Short exercise -> Look through the records below, and copy out every line that holds the string "网采单号".

···

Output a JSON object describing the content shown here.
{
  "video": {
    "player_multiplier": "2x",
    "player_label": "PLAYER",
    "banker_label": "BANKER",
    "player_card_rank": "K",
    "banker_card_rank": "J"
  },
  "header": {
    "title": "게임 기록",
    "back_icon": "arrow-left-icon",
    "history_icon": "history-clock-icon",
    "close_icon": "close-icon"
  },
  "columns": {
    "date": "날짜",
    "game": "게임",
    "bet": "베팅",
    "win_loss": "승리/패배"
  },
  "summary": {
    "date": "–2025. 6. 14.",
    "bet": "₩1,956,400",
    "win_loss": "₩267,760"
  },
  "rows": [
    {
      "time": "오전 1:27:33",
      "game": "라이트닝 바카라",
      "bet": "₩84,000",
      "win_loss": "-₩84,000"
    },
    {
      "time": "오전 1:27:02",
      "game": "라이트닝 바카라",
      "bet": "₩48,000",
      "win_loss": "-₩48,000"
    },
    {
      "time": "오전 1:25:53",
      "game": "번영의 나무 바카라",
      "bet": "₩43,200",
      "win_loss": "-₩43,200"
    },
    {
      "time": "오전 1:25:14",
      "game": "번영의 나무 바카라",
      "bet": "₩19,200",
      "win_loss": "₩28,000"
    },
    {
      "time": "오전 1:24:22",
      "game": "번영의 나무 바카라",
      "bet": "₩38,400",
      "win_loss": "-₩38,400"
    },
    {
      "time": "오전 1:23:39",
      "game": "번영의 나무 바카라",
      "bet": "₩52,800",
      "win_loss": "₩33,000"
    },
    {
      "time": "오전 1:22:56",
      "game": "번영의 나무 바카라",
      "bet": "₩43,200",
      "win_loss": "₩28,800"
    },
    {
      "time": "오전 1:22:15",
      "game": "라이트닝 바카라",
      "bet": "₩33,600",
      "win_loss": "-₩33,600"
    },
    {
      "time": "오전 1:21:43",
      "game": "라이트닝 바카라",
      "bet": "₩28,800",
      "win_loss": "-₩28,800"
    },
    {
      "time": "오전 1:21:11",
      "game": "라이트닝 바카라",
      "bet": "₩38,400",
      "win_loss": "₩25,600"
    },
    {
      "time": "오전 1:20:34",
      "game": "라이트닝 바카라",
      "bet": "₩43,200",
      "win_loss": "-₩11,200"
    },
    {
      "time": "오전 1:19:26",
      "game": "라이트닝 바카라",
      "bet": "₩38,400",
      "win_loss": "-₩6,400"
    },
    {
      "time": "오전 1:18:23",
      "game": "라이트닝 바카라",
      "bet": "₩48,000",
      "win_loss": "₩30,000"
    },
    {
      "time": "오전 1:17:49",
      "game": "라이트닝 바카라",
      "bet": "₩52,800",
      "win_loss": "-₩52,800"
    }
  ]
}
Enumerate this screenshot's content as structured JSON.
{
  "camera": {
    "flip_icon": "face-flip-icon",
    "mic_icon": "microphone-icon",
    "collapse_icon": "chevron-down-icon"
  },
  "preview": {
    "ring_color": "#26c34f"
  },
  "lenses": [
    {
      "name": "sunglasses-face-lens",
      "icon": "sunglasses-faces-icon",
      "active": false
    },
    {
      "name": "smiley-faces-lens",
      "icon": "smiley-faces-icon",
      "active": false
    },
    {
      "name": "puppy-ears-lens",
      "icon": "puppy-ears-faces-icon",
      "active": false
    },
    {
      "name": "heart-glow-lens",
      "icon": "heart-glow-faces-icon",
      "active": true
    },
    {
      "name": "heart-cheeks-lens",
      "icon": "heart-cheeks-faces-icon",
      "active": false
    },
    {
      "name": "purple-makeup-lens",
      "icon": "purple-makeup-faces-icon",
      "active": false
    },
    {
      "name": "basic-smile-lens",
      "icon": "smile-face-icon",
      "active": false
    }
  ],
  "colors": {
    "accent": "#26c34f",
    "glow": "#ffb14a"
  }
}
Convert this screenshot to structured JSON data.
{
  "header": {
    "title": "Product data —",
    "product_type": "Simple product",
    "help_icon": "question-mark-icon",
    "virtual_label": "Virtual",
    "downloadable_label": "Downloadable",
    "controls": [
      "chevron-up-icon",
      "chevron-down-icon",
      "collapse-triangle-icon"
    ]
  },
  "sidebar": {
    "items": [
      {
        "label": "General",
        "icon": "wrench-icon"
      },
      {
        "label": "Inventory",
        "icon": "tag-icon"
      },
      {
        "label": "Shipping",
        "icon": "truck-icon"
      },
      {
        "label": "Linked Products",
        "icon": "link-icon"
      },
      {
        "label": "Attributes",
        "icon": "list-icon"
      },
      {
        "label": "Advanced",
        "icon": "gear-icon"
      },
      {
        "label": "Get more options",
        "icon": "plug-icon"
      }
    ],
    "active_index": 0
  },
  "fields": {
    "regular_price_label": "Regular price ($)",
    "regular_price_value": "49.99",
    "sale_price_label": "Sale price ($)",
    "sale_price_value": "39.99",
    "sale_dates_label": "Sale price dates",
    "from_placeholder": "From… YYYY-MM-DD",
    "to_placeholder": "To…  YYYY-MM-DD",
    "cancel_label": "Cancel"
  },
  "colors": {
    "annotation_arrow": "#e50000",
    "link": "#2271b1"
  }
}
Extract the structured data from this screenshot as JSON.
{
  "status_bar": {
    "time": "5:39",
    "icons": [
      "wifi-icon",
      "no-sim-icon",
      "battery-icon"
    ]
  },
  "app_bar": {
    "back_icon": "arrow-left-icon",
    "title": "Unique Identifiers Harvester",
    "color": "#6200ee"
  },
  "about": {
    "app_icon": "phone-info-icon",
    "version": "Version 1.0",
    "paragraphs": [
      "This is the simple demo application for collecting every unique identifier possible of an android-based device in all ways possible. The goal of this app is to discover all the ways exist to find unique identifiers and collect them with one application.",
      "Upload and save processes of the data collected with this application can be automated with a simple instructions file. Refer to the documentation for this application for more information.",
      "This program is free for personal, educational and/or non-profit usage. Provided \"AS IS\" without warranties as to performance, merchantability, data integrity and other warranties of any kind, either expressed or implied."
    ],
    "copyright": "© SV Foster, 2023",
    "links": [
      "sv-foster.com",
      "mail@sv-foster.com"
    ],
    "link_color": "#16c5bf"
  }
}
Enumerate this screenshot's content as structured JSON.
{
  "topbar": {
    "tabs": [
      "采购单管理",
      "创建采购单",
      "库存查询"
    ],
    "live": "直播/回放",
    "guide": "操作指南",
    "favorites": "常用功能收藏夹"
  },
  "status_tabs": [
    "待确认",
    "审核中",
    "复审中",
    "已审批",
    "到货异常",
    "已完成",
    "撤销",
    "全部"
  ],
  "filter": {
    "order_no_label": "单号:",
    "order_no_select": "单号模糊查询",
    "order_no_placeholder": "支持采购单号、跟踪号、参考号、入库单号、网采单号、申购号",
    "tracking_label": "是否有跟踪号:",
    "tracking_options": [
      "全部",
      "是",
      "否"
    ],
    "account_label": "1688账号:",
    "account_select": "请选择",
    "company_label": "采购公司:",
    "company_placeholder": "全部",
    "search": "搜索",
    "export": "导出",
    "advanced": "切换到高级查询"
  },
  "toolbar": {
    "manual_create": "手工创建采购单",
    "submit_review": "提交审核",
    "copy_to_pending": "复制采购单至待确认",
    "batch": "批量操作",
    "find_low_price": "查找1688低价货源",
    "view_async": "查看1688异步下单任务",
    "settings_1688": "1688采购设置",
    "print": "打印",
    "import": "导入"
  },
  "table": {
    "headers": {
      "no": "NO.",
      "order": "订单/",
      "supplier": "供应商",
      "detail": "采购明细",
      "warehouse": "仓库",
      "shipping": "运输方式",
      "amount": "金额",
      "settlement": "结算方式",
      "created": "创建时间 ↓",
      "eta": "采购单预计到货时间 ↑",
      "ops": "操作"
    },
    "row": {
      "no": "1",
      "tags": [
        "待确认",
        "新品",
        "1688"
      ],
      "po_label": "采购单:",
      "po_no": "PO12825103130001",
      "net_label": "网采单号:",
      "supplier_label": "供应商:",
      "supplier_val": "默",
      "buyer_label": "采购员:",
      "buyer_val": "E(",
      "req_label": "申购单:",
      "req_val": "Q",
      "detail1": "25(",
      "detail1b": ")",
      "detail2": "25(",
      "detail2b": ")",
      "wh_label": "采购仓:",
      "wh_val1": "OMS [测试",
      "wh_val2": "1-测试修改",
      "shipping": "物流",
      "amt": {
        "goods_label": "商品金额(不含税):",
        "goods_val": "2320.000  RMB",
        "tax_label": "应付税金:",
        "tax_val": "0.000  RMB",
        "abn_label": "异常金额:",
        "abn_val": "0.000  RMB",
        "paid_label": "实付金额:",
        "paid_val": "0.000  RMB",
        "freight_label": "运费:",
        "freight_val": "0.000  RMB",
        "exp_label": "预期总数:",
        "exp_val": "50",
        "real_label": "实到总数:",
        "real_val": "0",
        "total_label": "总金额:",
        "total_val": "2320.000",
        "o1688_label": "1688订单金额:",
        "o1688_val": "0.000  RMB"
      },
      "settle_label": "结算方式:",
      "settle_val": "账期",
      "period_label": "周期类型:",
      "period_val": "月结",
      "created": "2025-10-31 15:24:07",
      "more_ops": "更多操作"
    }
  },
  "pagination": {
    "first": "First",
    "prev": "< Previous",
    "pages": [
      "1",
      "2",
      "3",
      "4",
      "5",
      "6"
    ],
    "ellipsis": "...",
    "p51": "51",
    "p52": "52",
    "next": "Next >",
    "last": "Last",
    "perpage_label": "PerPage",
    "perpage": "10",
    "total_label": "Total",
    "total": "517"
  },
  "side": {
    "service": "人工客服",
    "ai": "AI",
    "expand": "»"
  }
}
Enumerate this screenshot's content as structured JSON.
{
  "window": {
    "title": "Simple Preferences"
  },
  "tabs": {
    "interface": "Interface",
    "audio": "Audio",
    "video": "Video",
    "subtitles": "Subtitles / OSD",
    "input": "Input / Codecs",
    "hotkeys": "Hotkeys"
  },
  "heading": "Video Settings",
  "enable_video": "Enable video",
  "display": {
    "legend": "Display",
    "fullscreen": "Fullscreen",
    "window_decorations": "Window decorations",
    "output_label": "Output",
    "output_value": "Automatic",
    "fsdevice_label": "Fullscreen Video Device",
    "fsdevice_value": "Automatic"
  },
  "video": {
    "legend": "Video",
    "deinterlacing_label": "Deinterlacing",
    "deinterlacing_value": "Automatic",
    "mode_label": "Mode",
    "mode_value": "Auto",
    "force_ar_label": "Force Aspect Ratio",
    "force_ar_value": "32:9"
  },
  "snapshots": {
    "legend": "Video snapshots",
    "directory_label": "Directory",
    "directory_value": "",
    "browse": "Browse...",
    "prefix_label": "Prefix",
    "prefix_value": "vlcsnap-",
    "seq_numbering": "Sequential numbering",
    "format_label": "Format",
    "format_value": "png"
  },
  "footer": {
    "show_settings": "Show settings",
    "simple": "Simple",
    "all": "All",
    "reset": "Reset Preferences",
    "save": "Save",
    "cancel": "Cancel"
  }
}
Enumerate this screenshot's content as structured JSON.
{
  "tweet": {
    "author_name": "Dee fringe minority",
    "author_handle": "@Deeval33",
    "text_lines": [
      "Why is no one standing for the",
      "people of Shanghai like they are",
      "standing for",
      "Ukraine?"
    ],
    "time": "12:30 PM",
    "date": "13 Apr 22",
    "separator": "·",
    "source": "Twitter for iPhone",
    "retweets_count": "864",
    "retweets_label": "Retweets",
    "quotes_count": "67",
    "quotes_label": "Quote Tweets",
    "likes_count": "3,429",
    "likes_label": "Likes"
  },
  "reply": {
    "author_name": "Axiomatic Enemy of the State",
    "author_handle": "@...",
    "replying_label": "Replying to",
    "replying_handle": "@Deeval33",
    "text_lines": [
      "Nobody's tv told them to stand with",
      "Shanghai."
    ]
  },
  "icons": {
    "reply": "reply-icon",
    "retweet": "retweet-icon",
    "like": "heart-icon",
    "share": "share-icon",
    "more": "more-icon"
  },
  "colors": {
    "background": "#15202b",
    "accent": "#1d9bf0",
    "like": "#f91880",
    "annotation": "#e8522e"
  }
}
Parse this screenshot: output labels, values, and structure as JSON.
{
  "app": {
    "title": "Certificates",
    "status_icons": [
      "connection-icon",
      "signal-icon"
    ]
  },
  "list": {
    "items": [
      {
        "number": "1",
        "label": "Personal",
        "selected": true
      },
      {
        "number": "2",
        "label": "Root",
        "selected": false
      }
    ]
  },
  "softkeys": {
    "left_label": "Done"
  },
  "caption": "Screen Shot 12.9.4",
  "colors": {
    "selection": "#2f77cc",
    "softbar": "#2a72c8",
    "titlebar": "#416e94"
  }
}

···

Solution to this task ->
    "order_no_placeholder": "支持采购单号、跟踪号、参考号、入库单号、网采单号、申购号",
      "net_label": "网采单号:",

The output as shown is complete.